(Structured figure records)
# # # #
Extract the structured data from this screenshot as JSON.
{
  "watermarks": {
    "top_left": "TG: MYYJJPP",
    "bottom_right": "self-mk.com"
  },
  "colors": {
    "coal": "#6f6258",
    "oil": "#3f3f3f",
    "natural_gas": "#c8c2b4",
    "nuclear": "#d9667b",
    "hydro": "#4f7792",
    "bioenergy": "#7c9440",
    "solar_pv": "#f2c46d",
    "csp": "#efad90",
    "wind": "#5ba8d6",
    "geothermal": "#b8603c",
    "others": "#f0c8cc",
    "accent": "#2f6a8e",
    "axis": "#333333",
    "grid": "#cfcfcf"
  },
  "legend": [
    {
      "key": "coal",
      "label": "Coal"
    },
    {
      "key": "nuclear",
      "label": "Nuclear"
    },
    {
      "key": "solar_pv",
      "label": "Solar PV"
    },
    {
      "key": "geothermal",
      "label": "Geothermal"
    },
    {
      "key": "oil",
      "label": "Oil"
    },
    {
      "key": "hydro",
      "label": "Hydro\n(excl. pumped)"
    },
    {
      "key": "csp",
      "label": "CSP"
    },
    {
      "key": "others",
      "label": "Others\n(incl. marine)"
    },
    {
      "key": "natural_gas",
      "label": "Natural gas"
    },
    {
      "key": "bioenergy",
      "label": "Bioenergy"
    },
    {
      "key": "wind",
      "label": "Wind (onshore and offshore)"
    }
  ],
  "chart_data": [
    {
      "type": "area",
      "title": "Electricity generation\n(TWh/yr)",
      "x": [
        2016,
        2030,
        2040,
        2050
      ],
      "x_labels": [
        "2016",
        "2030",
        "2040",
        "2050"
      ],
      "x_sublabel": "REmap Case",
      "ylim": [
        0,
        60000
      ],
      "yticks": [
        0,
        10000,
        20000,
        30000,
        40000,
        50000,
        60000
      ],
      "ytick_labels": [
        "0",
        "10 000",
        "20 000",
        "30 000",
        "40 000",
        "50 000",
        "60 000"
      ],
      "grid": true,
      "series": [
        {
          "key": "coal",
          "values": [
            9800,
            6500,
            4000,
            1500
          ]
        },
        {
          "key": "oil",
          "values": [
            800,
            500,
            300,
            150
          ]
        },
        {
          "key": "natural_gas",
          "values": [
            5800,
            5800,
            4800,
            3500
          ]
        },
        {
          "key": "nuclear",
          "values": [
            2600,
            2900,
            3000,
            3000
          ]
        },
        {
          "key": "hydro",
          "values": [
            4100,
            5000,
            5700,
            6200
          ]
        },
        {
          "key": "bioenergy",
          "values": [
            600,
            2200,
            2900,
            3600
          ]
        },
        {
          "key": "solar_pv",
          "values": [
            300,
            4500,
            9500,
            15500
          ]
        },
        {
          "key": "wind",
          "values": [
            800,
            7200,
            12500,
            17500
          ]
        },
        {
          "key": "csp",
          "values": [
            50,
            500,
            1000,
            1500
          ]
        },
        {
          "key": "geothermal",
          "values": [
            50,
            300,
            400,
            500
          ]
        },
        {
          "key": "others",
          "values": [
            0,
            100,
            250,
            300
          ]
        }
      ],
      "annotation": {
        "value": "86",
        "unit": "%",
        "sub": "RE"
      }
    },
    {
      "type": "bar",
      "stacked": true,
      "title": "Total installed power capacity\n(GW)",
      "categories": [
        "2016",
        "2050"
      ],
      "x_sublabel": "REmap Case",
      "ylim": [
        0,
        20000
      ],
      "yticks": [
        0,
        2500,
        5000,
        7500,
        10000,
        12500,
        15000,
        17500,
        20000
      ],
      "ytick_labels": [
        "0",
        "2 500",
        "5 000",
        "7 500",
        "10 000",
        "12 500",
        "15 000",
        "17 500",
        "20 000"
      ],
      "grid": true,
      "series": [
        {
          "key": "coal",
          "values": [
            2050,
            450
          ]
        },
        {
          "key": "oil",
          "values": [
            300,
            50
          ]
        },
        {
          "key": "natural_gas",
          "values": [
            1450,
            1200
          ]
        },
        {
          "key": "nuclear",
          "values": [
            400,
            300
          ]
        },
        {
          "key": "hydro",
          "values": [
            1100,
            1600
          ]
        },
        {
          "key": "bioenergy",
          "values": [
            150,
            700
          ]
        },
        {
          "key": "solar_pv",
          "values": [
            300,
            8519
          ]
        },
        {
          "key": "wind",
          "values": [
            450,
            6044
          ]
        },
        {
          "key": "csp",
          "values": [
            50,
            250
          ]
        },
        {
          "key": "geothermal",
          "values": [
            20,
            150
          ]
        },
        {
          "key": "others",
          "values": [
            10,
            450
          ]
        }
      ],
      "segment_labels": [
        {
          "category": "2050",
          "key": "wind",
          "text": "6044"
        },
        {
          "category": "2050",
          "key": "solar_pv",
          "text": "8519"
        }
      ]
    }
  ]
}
# # # #
Exercise instructions.
Working from the material above, retype it in its entirety without change.

The response.
Extract the structured data from this screenshot as JSON.
{
  "watermarks": {
    "top_left": "TG: MYYJJPP",
    "bottom_right": "self-mk.com"
  },
  "colors": {
    "coal": "#6f6258",
    "oil": "#3f3f3f",
    "natural_gas": "#c8c2b4",
    "nuclear": "#d9667b",
    "hydro": "#4f7792",
    "bioenergy": "#7c9440",
    "solar_pv": "#f2c46d",
    "csp": "#efad90",
    "wind": "#5ba8d6",
    "geothermal": "#b8603c",
    "others": "#f0c8cc",
    "accent": "#2f6a8e",
    "axis": "#333333",
    "grid": "#cfcfcf"
  },
  "legend": [
    {
      "key": "coal",
      "label": "Coal"
    },
    {
      "key": "nuclear",
      "label": "Nuclear"
    },
    {
      "key": "solar_pv",
      "label": "Solar PV"
    },
    {
      "key": "geothermal",
      "label": "Geothermal"
    },
    {
      "key": "oil",
      "label": "Oil"
    },
    {
      "key": "hydro",
      "label": "Hydro\n(excl. pumped)"
    },
    {
      "key": "csp",
      "label": "CSP"
    },
    {
      "key": "others",
      "label": "Others\n(incl. marine)"
    },
    {
      "key": "natural_gas",
      "label": "Natural gas"
    },
    {
      "key": "bioenergy",
      "label": "Bioenergy"
    },
    {
      "key": "wind",
      "label": "Wind (onshore and offshore)"
    }
  ],
  "chart_data": [
    {
      "type": "area",
      "title": "Electricity generation\n(TWh/yr)",
      "x": [
        2016,
        2030,
        2040,
        2050
      ],
      "x_labels": [
        "2016",
        "2030",
        "2040",
        "2050"
      ],
      "x_sublabel": "REmap Case",
      "ylim": [
        0,
        60000
      ],
      "yticks": [
        0,
        10000,
        20000,
        30000,
        40000,
        50000,
        60000
      ],
      "ytick_labels": [
        "0",
        "10 000",
        "20 000",
        "30 000",
        "40 000",
        "50 000",
        "60 000"
      ],
      "grid": true,
      "series": [
        {
          "key": "coal",
          "values": [
            9800,
            6500,
            4000,
            1500
          ]
        },
        {
          "key": "oil",
          "values": [
            800,
            500,
            300,
            150
          ]
        },
        {
          "key": "natural_gas",
          "values": [
            5800,
            5800,
            4800,
            3500
          ]
        },
        {
          "key": "nuclear",
          "values": [
            2600,
            2900,
            3000,
            3000
          ]
        },
        {
          "key": "hydro",
          "values": [
            4100,
            5000,
            5700,
            6200
          ]
        },
        {
          "key": "bioenergy",
          "values": [
            600,
            2200,
            2900,
            3600
          ]
        },
        {
          "key": "solar_pv",
          "values": [
            300,
            4500,
            9500,
            15500
          ]
        },
        {
          "key": "wind",
          "values": [
            800,
            7200,
            12500,
            17500
          ]
        },
        {
          "key": "csp",
          "values": [
            50,
            500,
            1000,
            1500
          ]
        },
        {
          "key": "geothermal",
          "values": [
            50,
            300,
            400,
            500
          ]
        },
        {
          "key": "others",
          "values": [
            0,
            100,
            250,
            300
          ]
        }
      ],
      "annotation": {
        "value": "86",
        "unit": "%",
        "sub": "RE"
      }
    },
    {
      "type": "bar",
      "stacked": true,
      "title": "Total installed power capacity\n(GW)",
      "categories": [
        "2016",
        "2050"
      ],
      "x_sublabel": "REmap Case",
      "ylim": [
        0,
        20000
      ],
      "yticks": [
        0,
        2500,
        5000,
        7500,
        10000,
        12500,
        15000,
        17500,
        20000
      ],
      "ytick_labels": [
        "0",
        "2 500",
        "5 000",
        "7 500",
        "10 000",
        "12 500",
        "15 000",
        "17 500",
        "20 000"
      ],
      "grid": true,
      "series": [
        {
          "key": "coal",
          "values": [
            2050,
            450
          ]
        },
        {
          "key": "oil",
          "values": [
            300,
            50
          ]
        },
        {
          "key": "natural_gas",
          "values": [
            1450,
            1200
          ]
        },
        {
          "key": "nuclear",
          "values": [
            400,
            300
          ]
        },
        {
          "key": "hydro",
          "values": [
            1100,
            1600
          ]
        },
        {
          "key": "bioenergy",
          "values": [
            150,
            700
          ]
        },
        {
          "key": "solar_pv",
          "values": [
            300,
            8519
          ]
        },
        {
          "key": "wind",
          "values": [
            450,
            6044
          ]
        },
        {
          "key": "csp",
          "values": [
            50,
            250
          ]
        },
        {
          "key": "geothermal",
          "values": [
            20,
            150
          ]
        },
        {
          "key": "others",
          "values": [
            10,
            450
          ]
        }
      ],
      "segment_labels": [
        {
          "category": "2050",
          "key": "wind",
          "text": "6044"
        },
        {
          "category": "2050",
          "key": "solar_pv",
          "text": "8519"
        }
      ]
    }
  ]
}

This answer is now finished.